START

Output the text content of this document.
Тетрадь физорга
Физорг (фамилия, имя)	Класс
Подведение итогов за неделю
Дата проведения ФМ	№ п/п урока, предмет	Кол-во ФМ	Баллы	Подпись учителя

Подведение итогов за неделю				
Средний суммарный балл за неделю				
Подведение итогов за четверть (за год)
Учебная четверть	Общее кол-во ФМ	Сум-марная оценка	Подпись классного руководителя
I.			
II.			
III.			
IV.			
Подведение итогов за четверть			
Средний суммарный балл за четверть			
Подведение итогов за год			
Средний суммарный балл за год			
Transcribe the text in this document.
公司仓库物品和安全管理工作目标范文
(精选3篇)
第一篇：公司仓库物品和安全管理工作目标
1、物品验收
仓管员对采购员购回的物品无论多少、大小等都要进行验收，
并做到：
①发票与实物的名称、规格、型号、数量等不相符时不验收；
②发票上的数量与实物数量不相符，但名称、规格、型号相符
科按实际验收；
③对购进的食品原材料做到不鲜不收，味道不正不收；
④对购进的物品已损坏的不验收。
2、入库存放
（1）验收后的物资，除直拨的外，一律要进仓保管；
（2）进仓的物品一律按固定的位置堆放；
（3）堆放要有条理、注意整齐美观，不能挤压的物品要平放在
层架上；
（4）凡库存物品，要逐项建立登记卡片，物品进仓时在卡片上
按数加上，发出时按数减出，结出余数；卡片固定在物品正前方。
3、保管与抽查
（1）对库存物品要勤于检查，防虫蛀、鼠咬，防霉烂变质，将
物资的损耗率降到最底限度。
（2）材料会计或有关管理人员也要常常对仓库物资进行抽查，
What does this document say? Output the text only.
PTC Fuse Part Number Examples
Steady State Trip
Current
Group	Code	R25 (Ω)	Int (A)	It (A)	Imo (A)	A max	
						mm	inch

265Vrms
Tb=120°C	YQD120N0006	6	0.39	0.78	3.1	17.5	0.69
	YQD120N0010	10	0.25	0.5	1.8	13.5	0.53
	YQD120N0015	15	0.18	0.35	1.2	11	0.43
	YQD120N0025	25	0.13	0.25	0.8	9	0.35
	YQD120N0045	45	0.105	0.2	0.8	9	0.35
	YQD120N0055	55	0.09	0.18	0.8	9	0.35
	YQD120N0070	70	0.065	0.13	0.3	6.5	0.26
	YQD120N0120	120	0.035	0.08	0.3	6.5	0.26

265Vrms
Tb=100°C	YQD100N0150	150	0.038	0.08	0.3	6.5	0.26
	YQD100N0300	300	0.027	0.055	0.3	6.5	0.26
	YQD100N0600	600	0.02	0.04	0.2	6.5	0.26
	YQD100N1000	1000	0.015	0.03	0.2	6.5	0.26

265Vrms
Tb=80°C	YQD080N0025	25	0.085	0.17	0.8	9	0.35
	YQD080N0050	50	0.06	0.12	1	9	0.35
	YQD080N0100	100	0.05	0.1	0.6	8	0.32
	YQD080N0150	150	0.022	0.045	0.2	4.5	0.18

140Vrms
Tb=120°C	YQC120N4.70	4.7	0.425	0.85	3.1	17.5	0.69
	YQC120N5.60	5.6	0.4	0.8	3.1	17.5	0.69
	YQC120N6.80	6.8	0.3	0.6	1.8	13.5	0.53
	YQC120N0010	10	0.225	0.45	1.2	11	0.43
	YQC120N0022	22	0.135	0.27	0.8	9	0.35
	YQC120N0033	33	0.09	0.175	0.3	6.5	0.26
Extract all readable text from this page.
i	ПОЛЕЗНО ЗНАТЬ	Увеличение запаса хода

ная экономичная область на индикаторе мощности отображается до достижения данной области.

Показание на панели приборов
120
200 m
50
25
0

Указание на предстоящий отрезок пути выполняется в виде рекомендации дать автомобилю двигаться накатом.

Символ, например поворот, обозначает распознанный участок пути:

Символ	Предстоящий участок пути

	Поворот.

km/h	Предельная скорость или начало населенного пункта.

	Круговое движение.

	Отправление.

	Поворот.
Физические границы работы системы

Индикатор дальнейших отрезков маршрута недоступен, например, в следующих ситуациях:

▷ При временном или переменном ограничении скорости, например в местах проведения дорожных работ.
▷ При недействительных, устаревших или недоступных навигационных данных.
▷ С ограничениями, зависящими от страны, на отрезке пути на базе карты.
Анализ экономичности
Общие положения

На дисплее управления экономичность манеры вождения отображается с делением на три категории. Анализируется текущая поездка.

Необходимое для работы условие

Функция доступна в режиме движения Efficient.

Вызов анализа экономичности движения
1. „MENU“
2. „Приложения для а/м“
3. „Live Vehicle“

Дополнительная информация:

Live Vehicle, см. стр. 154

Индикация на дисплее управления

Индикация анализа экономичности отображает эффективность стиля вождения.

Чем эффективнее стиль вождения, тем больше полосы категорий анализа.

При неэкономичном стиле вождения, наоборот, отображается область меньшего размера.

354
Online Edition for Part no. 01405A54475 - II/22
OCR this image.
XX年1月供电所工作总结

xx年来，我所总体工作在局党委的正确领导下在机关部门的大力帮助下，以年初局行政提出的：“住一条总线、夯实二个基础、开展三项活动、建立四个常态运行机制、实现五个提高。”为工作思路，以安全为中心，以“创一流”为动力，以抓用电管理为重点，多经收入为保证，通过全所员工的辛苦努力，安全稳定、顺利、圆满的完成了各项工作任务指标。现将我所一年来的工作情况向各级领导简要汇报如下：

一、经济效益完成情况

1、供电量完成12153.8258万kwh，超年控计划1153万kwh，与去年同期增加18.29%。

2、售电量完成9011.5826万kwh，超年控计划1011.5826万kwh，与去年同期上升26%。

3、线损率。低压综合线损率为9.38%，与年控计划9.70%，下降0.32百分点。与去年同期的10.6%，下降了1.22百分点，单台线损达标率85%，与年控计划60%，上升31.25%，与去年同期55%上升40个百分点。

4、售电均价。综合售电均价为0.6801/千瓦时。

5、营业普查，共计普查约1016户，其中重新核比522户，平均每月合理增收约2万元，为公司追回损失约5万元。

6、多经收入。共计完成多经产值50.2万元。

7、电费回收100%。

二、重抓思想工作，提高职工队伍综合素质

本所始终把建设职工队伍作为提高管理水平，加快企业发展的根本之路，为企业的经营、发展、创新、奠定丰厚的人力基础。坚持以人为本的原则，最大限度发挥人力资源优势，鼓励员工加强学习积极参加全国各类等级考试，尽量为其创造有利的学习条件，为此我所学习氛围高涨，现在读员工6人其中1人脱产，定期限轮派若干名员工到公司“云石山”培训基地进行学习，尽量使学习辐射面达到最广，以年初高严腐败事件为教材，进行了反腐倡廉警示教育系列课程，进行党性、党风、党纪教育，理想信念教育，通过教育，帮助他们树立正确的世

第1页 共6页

END

> [WHAT IS NEEDED]:
Return each line of the data exactly as written above.

> [SOLUTION BELOW]:
Output the text content of this document.
Тетрадь физорга
Физорг (фамилия, имя)	Класс
Подведение итогов за неделю
Дата проведения ФМ	№ п/п урока, предмет	Кол-во ФМ	Баллы	Подпись учителя

Подведение итогов за неделю				
Средний суммарный балл за неделю				
Подведение итогов за четверть (за год)
Учебная четверть	Общее кол-во ФМ	Сум-марная оценка	Подпись классного руководителя
I.			
II.			
III.			
IV.			
Подведение итогов за четверть			
Средний суммарный балл за четверть			
Подведение итогов за год			
Средний суммарный балл за год			
Transcribe the text in this document.
公司仓库物品和安全管理工作目标范文
(精选3篇)
第一篇：公司仓库物品和安全管理工作目标
1、物品验收
仓管员对采购员购回的物品无论多少、大小等都要进行验收，
并做到：
①发票与实物的名称、规格、型号、数量等不相符时不验收；
②发票上的数量与实物数量不相符，但名称、规格、型号相符
科按实际验收；
③对购进的食品原材料做到不鲜不收，味道不正不收；
④对购进的物品已损坏的不验收。
2、入库存放
（1）验收后的物资，除直拨的外，一律要进仓保管；
（2）进仓的物品一律按固定的位置堆放；
（3）堆放要有条理、注意整齐美观，不能挤压的物品要平放在
层架上；
（4）凡库存物品，要逐项建立登记卡片，物品进仓时在卡片上
按数加上，发出时按数减出，结出余数；卡片固定在物品正前方。
3、保管与抽查
（1）对库存物品要勤于检查，防虫蛀、鼠咬，防霉烂变质，将
物资的损耗率降到最底限度。
（2）材料会计或有关管理人员也要常常对仓库物资进行抽查，
What does this document say? Output the text only.
PTC Fuse Part Number Examples
Steady State Trip
Current
Group	Code	R25 (Ω)	Int (A)	It (A)	Imo (A)	A max	
						mm	inch

265Vrms
Tb=120°C	YQD120N0006	6	0.39	0.78	3.1	17.5	0.69
	YQD120N0010	10	0.25	0.5	1.8	13.5	0.53
	YQD120N0015	15	0.18	0.35	1.2	11	0.43
	YQD120N0025	25	0.13	0.25	0.8	9	0.35
	YQD120N0045	45	0.105	0.2	0.8	9	0.35
	YQD120N0055	55	0.09	0.18	0.8	9	0.35
	YQD120N0070	70	0.065	0.13	0.3	6.5	0.26
	YQD120N0120	120	0.035	0.08	0.3	6.5	0.26

265Vrms
Tb=100°C	YQD100N0150	150	0.038	0.08	0.3	6.5	0.26
	YQD100N0300	300	0.027	0.055	0.3	6.5	0.26
	YQD100N0600	600	0.02	0.04	0.2	6.5	0.26
	YQD100N1000	1000	0.015	0.03	0.2	6.5	0.26

265Vrms
Tb=80°C	YQD080N0025	25	0.085	0.17	0.8	9	0.35
	YQD080N0050	50	0.06	0.12	1	9	0.35
	YQD080N0100	100	0.05	0.1	0.6	8	0.32
	YQD080N0150	150	0.022	0.045	0.2	4.5	0.18

140Vrms
Tb=120°C	YQC120N4.70	4.7	0.425	0.85	3.1	17.5	0.69
	YQC120N5.60	5.6	0.4	0.8	3.1	17.5	0.69
	YQC120N6.80	6.8	0.3	0.6	1.8	13.5	0.53
	YQC120N0010	10	0.225	0.45	1.2	11	0.43
	YQC120N0022	22	0.135	0.27	0.8	9	0.35
	YQC120N0033	33	0.09	0.175	0.3	6.5	0.26
Extract all readable text from this page.
i	ПОЛЕЗНО ЗНАТЬ	Увеличение запаса хода

ная экономичная область на индикаторе мощности отображается до достижения данной области.

Показание на панели приборов
120
200 m
50
25
0

Указание на предстоящий отрезок пути выполняется в виде рекомендации дать автомобилю двигаться накатом.

Символ, например поворот, обозначает распознанный участок пути:

Символ	Предстоящий участок пути

	Поворот.

km/h	Предельная скорость или начало населенного пункта.

	Круговое движение.

	Отправление.

	Поворот.
Физические границы работы системы

Индикатор дальнейших отрезков маршрута недоступен, например, в следующих ситуациях:

▷ При временном или переменном ограничении скорости, например в местах проведения дорожных работ.
▷ При недействительных, устаревших или недоступных навигационных данных.
▷ С ограничениями, зависящими от страны, на отрезке пути на базе карты.
Анализ экономичности
Общие положения

На дисплее управления экономичность манеры вождения отображается с делением на три категории. Анализируется текущая поездка.

Необходимое для работы условие

Функция доступна в режиме движения Efficient.

Вызов анализа экономичности движения
1. „MENU“
2. „Приложения для а/м“
3. „Live Vehicle“

Дополнительная информация:

Live Vehicle, см. стр. 154

Индикация на дисплее управления

Индикация анализа экономичности отображает эффективность стиля вождения.

Чем эффективнее стиль вождения, тем больше полосы категорий анализа.

При неэкономичном стиле вождения, наоборот, отображается область меньшего размера.

354
Online Edition for Part no. 01405A54475 - II/22
OCR this image.
XX年1月供电所工作总结

xx年来，我所总体工作在局党委的正确领导下在机关部门的大力帮助下，以年初局行政提出的：“住一条总线、夯实二个基础、开展三项活动、建立四个常态运行机制、实现五个提高。”为工作思路，以安全为中心，以“创一流”为动力，以抓用电管理为重点，多经收入为保证，通过全所员工的辛苦努力，安全稳定、顺利、圆满的完成了各项工作任务指标。现将我所一年来的工作情况向各级领导简要汇报如下：

一、经济效益完成情况

1、供电量完成12153.8258万kwh，超年控计划1153万kwh，与去年同期增加18.29%。

2、售电量完成9011.5826万kwh，超年控计划1011.5826万kwh，与去年同期上升26%。

3、线损率。低压综合线损率为9.38%，与年控计划9.70%，下降0.32百分点。与去年同期的10.6%，下降了1.22百分点，单台线损达标率85%，与年控计划60%，上升31.25%，与去年同期55%上升40个百分点。

4、售电均价。综合售电均价为0.6801/千瓦时。

5、营业普查，共计普查约1016户，其中重新核比522户，平均每月合理增收约2万元，为公司追回损失约5万元。

6、多经收入。共计完成多经产值50.2万元。

7、电费回收100%。

二、重抓思想工作，提高职工队伍综合素质

本所始终把建设职工队伍作为提高管理水平，加快企业发展的根本之路，为企业的经营、发展、创新、奠定丰厚的人力基础。坚持以人为本的原则，最大限度发挥人力资源优势，鼓励员工加强学习积极参加全国各类等级考试，尽量为其创造有利的学习条件，为此我所学习氛围高涨，现在读员工6人其中1人脱产，定期限轮派若干名员工到公司“云石山”培训基地进行学习，尽量使学习辐射面达到最广，以年初高严腐败事件为教材，进行了反腐倡廉警示教育系列课程，进行党性、党风、党纪教育，理想信念教育，通过教育，帮助他们树立正确的世

第1页 共6页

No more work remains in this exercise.